## BEGIN
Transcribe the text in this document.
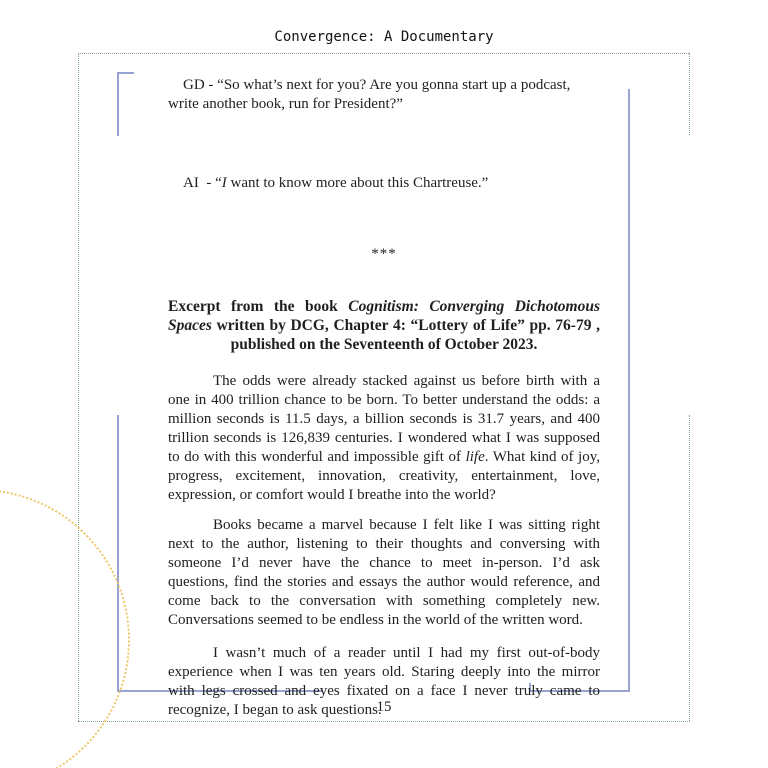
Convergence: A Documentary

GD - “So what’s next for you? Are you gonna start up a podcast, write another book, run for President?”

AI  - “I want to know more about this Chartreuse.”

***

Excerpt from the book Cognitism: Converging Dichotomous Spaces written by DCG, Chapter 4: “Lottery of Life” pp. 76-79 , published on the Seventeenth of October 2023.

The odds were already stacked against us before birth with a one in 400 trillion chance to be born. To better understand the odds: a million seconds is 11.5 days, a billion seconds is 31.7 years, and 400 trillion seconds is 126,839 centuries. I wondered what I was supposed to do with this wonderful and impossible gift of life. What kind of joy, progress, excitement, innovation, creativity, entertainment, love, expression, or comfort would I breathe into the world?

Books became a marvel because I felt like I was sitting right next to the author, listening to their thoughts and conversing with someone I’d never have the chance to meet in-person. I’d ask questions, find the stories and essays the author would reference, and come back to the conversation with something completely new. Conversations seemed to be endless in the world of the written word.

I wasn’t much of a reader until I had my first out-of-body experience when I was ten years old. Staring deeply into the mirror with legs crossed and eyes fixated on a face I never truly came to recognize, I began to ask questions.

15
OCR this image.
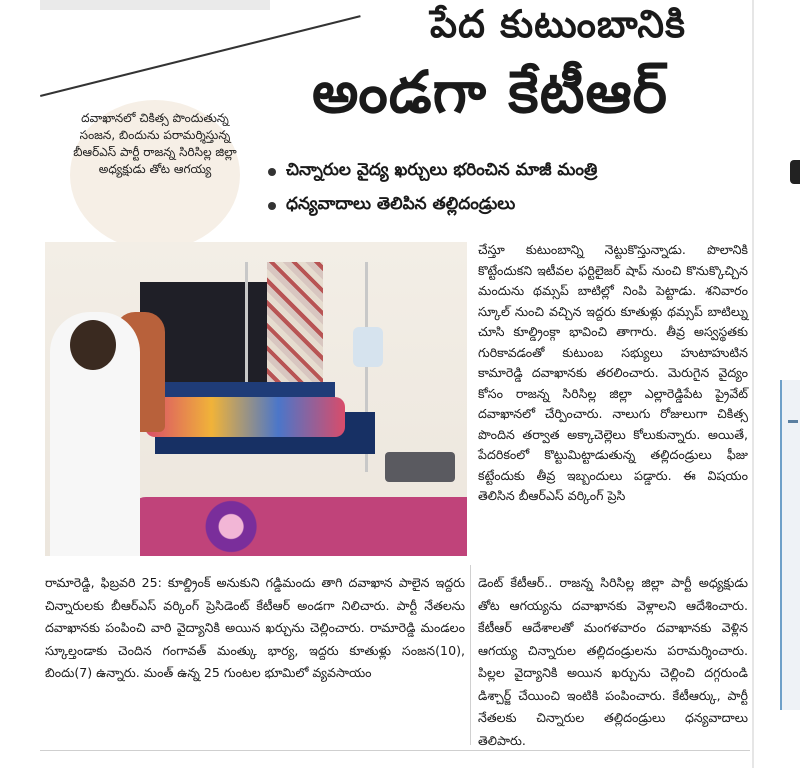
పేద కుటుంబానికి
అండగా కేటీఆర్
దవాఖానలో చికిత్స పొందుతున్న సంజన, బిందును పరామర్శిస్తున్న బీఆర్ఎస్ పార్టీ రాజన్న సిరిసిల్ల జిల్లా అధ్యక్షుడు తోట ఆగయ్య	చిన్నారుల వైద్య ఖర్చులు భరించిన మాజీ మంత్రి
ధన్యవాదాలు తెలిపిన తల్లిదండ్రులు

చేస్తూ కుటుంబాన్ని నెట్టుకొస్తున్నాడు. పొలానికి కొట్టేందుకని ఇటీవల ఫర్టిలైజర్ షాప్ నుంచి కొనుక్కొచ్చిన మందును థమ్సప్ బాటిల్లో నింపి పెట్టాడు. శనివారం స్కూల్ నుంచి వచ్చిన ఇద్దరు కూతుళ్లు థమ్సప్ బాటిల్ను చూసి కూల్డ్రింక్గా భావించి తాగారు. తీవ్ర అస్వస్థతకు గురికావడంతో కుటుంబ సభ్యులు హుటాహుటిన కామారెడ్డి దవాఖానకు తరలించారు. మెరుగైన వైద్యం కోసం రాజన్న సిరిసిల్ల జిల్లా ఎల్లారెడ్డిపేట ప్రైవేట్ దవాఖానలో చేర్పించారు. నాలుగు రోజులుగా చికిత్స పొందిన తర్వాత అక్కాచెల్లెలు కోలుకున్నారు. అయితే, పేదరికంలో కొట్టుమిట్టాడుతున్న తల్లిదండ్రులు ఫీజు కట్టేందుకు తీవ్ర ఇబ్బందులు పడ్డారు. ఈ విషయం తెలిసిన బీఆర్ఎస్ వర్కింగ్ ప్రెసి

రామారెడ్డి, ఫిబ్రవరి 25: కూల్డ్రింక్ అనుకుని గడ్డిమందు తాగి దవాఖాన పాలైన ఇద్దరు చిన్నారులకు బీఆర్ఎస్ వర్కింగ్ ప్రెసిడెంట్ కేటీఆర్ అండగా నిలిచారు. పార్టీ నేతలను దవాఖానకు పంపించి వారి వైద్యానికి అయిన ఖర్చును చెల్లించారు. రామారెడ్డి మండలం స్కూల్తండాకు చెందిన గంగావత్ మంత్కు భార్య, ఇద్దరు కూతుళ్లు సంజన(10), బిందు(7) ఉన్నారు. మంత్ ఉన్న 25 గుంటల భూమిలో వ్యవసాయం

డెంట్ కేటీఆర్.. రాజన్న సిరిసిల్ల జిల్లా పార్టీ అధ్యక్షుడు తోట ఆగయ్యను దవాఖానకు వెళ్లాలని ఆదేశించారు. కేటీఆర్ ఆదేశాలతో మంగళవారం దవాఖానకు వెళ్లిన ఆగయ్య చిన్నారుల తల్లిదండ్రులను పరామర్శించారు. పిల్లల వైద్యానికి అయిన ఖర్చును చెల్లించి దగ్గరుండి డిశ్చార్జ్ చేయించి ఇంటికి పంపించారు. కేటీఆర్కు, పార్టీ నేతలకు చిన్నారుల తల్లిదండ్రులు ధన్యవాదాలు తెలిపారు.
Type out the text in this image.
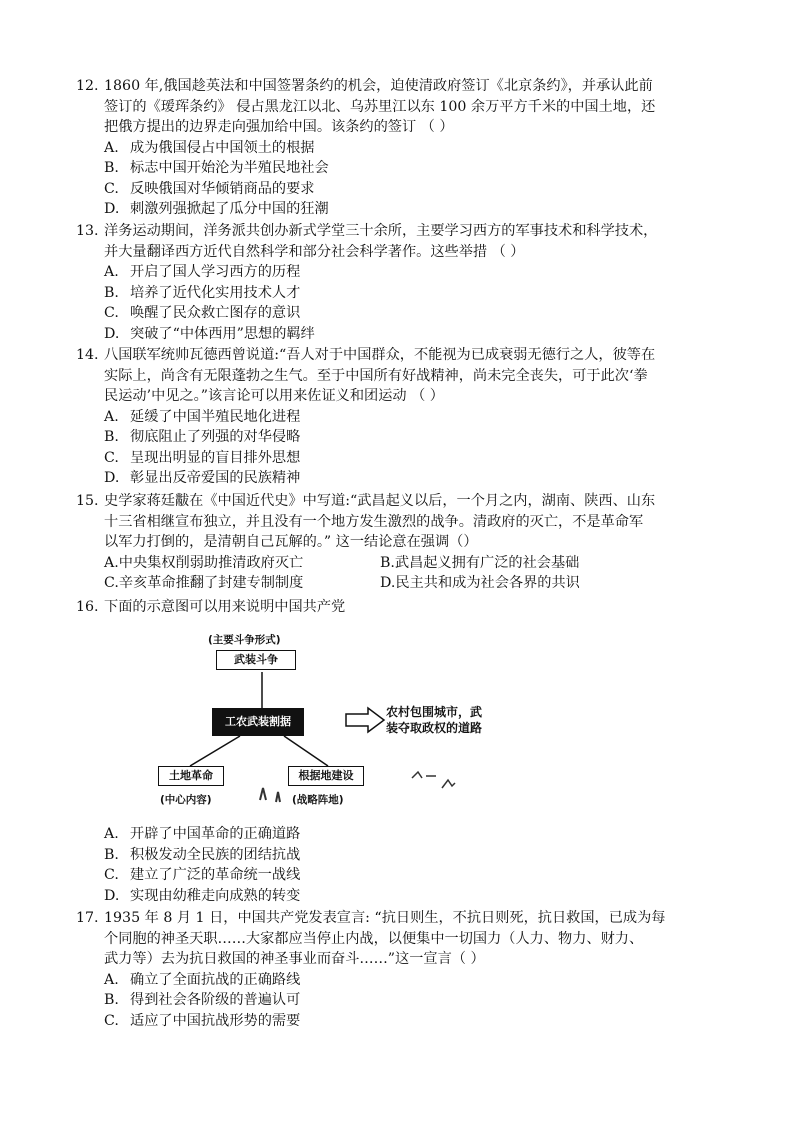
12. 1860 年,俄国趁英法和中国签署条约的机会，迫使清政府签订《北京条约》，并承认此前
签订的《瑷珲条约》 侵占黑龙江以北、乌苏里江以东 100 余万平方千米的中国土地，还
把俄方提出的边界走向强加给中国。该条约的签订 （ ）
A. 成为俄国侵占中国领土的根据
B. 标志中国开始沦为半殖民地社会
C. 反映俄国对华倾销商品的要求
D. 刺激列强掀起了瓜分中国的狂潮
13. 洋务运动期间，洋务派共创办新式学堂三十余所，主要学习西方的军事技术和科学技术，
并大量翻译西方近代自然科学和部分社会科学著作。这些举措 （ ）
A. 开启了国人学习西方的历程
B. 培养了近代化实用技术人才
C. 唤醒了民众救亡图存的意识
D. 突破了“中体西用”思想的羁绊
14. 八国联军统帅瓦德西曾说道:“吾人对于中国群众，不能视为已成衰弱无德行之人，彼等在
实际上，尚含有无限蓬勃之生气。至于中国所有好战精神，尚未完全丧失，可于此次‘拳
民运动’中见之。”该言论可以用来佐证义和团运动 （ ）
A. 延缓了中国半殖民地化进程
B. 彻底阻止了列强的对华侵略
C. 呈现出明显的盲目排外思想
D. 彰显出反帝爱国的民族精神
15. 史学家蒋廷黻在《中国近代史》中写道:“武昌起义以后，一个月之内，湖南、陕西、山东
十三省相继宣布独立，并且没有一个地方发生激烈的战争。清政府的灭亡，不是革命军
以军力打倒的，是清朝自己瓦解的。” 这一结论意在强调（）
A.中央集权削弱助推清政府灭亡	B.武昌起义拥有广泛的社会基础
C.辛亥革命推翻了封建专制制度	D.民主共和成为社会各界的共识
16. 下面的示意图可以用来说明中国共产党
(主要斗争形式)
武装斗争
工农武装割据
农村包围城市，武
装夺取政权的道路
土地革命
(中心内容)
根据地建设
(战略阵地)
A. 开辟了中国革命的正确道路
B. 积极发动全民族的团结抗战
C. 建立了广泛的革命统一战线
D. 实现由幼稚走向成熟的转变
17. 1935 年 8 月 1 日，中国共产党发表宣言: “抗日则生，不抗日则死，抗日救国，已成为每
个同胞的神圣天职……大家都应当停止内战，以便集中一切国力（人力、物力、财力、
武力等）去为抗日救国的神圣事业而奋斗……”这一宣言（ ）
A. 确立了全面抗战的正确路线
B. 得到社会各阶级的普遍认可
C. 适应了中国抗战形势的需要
## END
* Exercise *
Search the data for "text". Copy every matching line.

* Completed task *
Transcribe the text in this document.
Type out the text in this image.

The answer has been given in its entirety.